◆ Task goal ◆
Report only how many lines of the entries below contain the string "caption".

Figure record listings:
━━━━━━━━━━━━━━━━━━━━

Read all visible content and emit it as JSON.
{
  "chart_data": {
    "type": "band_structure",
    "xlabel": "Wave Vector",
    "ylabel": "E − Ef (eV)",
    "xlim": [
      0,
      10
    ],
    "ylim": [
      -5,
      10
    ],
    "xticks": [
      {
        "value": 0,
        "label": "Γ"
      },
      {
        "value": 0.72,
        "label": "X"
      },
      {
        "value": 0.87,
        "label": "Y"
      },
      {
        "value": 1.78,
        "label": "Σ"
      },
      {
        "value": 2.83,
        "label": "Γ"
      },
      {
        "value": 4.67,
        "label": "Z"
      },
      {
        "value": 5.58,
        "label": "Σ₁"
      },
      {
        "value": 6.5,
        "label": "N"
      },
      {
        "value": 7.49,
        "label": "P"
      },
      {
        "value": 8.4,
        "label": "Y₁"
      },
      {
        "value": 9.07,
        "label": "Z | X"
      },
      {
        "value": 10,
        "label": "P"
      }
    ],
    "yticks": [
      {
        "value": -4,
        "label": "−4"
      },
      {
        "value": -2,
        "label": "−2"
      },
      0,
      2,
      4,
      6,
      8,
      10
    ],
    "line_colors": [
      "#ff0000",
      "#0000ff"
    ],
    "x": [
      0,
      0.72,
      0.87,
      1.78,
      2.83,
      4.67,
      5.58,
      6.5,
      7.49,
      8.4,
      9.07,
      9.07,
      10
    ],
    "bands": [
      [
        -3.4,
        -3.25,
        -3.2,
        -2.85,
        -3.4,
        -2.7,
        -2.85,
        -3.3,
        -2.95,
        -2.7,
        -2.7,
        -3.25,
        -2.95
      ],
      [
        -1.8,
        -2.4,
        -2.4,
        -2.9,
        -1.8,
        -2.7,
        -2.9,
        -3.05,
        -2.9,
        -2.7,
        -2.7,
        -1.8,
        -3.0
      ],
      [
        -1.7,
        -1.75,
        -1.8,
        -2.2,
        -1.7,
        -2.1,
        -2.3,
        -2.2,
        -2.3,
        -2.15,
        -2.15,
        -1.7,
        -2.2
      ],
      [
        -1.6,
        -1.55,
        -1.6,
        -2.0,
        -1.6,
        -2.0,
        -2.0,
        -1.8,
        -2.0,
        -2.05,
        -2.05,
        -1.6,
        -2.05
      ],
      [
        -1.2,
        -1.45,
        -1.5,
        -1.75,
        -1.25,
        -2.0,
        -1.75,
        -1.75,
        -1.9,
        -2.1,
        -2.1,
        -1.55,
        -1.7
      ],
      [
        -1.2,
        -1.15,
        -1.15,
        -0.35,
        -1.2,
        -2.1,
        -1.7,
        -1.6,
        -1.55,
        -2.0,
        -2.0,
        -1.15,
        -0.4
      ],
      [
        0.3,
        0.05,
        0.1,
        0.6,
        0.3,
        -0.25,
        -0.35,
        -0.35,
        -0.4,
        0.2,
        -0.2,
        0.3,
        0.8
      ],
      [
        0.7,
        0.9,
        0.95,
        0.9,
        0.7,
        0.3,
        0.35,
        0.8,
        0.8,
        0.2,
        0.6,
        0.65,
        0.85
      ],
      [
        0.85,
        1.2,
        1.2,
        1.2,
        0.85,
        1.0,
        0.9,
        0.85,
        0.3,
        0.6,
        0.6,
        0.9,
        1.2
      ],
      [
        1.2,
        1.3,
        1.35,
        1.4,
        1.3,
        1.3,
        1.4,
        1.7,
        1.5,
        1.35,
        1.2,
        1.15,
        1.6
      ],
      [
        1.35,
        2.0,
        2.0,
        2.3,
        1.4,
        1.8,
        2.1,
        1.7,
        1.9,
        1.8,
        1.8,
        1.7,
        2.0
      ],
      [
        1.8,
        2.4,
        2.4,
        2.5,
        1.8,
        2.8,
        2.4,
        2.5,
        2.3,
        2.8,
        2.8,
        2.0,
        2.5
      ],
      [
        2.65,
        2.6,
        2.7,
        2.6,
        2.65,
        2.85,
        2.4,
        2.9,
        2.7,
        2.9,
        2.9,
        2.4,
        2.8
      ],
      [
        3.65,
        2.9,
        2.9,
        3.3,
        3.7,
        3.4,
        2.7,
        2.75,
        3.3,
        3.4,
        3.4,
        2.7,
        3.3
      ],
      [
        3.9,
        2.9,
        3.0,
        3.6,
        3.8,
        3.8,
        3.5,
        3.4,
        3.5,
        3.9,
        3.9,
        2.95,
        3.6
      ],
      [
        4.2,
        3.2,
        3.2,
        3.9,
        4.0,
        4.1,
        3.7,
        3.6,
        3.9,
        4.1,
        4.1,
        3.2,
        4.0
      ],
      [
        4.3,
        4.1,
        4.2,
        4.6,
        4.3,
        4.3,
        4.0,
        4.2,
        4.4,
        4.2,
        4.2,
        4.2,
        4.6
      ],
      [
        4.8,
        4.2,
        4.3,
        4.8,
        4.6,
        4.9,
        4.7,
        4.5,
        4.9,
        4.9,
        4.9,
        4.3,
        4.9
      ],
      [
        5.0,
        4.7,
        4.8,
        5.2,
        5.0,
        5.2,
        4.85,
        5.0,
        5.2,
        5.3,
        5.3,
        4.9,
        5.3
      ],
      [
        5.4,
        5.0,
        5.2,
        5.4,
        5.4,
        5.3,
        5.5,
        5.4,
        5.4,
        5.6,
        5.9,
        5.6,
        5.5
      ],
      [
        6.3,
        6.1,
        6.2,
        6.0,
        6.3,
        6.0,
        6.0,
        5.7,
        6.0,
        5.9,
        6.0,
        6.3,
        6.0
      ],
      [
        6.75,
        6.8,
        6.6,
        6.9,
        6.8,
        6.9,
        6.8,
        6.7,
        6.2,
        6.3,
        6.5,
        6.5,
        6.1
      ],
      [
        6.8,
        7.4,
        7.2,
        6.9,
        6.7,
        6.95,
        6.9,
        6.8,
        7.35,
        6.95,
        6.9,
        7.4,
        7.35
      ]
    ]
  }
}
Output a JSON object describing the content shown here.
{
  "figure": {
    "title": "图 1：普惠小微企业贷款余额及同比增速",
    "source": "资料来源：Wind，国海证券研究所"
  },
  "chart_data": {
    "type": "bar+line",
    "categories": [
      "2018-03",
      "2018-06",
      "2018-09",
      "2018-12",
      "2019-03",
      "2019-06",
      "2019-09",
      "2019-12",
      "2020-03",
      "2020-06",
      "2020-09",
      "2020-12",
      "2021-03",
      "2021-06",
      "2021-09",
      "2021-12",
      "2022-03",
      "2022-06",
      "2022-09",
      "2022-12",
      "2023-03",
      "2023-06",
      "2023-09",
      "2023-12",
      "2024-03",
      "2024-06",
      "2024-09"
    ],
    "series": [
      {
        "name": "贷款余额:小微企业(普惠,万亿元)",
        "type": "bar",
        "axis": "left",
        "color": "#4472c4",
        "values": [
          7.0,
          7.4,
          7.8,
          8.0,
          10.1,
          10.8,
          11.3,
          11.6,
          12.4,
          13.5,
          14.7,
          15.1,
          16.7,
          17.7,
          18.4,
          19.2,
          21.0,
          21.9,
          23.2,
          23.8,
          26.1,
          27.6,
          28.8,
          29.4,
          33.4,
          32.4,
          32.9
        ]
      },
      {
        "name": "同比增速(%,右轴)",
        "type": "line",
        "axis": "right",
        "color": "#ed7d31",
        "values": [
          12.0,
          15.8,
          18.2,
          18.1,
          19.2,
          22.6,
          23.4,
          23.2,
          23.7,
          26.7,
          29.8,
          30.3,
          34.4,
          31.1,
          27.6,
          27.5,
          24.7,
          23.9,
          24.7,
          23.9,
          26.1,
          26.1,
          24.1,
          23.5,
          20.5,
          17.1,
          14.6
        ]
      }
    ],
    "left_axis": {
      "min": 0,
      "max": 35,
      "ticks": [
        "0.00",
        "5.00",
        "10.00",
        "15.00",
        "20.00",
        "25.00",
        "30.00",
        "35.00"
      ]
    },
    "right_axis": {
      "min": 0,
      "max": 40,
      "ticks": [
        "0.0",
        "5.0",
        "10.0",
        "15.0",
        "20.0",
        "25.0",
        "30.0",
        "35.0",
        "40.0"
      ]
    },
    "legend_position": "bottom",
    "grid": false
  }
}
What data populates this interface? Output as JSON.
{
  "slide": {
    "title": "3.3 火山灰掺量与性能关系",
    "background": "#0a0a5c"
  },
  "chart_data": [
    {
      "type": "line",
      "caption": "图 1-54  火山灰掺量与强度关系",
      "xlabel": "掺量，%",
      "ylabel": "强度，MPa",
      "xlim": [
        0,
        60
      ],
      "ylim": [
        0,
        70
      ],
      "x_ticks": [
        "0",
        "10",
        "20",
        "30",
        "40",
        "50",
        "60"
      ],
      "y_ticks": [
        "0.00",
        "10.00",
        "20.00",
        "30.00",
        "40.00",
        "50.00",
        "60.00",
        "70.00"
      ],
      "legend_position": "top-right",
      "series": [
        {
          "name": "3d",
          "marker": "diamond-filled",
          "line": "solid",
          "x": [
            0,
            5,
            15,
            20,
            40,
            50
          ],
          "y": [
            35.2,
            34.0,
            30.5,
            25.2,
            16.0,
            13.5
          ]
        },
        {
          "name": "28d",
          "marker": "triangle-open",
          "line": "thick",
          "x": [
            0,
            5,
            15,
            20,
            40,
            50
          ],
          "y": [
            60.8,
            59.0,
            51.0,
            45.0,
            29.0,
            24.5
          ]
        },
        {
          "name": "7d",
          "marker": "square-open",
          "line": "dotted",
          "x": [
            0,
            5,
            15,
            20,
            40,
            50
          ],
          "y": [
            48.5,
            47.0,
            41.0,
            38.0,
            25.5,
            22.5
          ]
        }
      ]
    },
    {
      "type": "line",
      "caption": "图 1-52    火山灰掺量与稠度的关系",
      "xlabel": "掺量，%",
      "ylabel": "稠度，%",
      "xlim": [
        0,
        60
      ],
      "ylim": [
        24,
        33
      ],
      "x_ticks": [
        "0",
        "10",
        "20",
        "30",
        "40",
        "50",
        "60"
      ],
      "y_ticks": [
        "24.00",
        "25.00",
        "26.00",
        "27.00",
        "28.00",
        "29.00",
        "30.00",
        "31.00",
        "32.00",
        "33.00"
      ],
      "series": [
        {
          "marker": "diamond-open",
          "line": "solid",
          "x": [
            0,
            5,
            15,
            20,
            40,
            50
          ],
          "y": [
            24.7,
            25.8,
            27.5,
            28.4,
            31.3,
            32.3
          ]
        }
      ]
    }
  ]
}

━━━━━━━━━━━━━━━━━━━━

◆ Written response ◆
2